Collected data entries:
#####

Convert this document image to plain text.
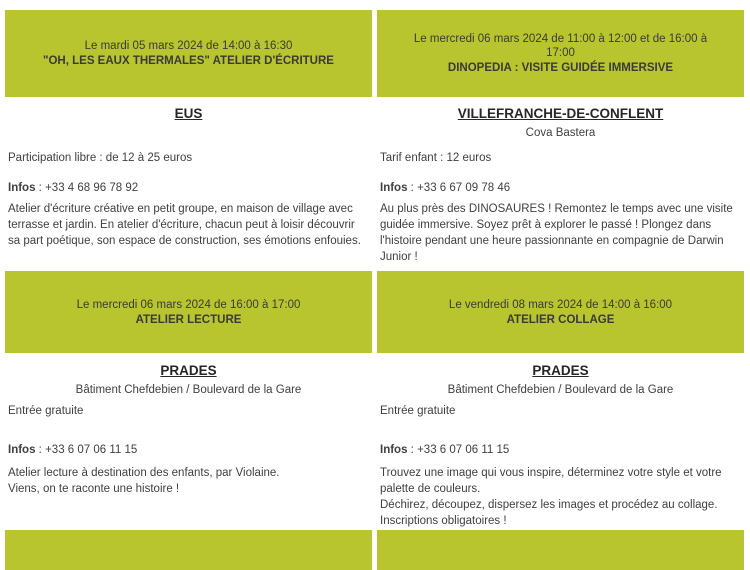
Le mardi 05 mars 2024 de 14:00 à 16:30
"OH, LES EAUX THERMALES" ATELIER D'ÉCRITURE
EUS
Participation libre : de 12 à 25 euros
Infos : +33 4 68 96 78 92
Atelier d'écriture créative en petit groupe, en maison de village avec terrasse et jardin. En atelier d'écriture, chacun peut à loisir découvrir sa part poétique, son espace de construction, ses émotions enfouies.
Le mercredi 06 mars 2024 de 16:00 à 17:00
ATELIER LECTURE
PRADES
Bâtiment Chefdebien / Boulevard de la Gare
Entrée gratuite
Infos : +33 6 07 06 11 15
Atelier lecture à destination des enfants, par Violaine.
Viens, on te raconte une histoire !
Le mercredi 06 mars 2024 de 11:00 à 12:00 et de 16:00 à 17:00
DINOPEDIA : VISITE GUIDÉE IMMERSIVE
VILLEFRANCHE-DE-CONFLENT
Cova Bastera
Tarif enfant : 12 euros
Infos : +33 6 67 09 78 46
Au plus près des DINOSAURES ! Remontez le temps avec une visite guidée immersive. Soyez prêt à explorer le passé ! Plongez dans l'histoire pendant une heure passionnante en compagnie de Darwin Junior !
Le vendredi 08 mars 2024 de 14:00 à 16:00
ATELIER COLLAGE
PRADES
Bâtiment Chefdebien / Boulevard de la Gare
Entrée gratuite
Infos : +33 6 07 06 11 15
Trouvez une image qui vous inspire, déterminez votre style et votre palette de couleurs.
Déchirez, découpez, dispersez les images et procédez au collage.
Inscriptions obligatoires !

#####

Restate the whole of the material word for word without the pictures.

Convert this document image to plain text.
Le mardi 05 mars 2024 de 14:00 à 16:30
"OH, LES EAUX THERMALES" ATELIER D'ÉCRITURE
EUS
Participation libre : de 12 à 25 euros
Infos : +33 4 68 96 78 92
Atelier d'écriture créative en petit groupe, en maison de village avec terrasse et jardin. En atelier d'écriture, chacun peut à loisir découvrir sa part poétique, son espace de construction, ses émotions enfouies.
Le mercredi 06 mars 2024 de 16:00 à 17:00
ATELIER LECTURE
PRADES
Bâtiment Chefdebien / Boulevard de la Gare
Entrée gratuite
Infos : +33 6 07 06 11 15
Atelier lecture à destination des enfants, par Violaine.
Viens, on te raconte une histoire !
Le mercredi 06 mars 2024 de 11:00 à 12:00 et de 16:00 à 17:00
DINOPEDIA : VISITE GUIDÉE IMMERSIVE
VILLEFRANCHE-DE-CONFLENT
Cova Bastera
Tarif enfant : 12 euros
Infos : +33 6 67 09 78 46
Au plus près des DINOSAURES ! Remontez le temps avec une visite guidée immersive. Soyez prêt à explorer le passé ! Plongez dans l'histoire pendant une heure passionnante en compagnie de Darwin Junior !
Le vendredi 08 mars 2024 de 14:00 à 16:00
ATELIER COLLAGE
PRADES
Bâtiment Chefdebien / Boulevard de la Gare
Entrée gratuite
Infos : +33 6 07 06 11 15
Trouvez une image qui vous inspire, déterminez votre style et votre palette de couleurs.
Déchirez, découpez, dispersez les images et procédez au collage.
Inscriptions obligatoires !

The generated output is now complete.